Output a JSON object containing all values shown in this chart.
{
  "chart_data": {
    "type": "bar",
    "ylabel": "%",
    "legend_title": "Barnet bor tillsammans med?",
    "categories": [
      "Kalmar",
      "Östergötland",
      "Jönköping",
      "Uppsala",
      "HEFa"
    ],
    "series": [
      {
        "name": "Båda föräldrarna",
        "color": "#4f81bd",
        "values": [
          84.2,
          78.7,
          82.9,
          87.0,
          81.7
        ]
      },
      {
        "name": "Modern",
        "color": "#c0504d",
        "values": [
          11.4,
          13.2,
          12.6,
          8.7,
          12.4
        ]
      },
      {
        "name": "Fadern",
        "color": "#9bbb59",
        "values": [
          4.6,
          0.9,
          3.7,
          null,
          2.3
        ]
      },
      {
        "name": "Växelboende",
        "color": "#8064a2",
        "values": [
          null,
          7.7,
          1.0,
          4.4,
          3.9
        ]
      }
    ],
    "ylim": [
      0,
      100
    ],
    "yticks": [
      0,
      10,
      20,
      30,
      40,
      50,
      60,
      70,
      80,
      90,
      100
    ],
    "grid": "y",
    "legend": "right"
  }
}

::::

#### [Exercise instructions]
Copy the records above exactly.

#### [Response to the task]
Output a JSON object containing all values shown in this chart.
{
  "chart_data": {
    "type": "bar",
    "ylabel": "%",
    "legend_title": "Barnet bor tillsammans med?",
    "categories": [
      "Kalmar",
      "Östergötland",
      "Jönköping",
      "Uppsala",
      "HEFa"
    ],
    "series": [
      {
        "name": "Båda föräldrarna",
        "color": "#4f81bd",
        "values": [
          84.2,
          78.7,
          82.9,
          87.0,
          81.7
        ]
      },
      {
        "name": "Modern",
        "color": "#c0504d",
        "values": [
          11.4,
          13.2,
          12.6,
          8.7,
          12.4
        ]
      },
      {
        "name": "Fadern",
        "color": "#9bbb59",
        "values": [
          4.6,
          0.9,
          3.7,
          null,
          2.3
        ]
      },
      {
        "name": "Växelboende",
        "color": "#8064a2",
        "values": [
          null,
          7.7,
          1.0,
          4.4,
          3.9
        ]
      }
    ],
    "ylim": [
      0,
      100
    ],
    "yticks": [
      0,
      10,
      20,
      30,
      40,
      50,
      60,
      70,
      80,
      90,
      100
    ],
    "grid": "y",
    "legend": "right"
  }
}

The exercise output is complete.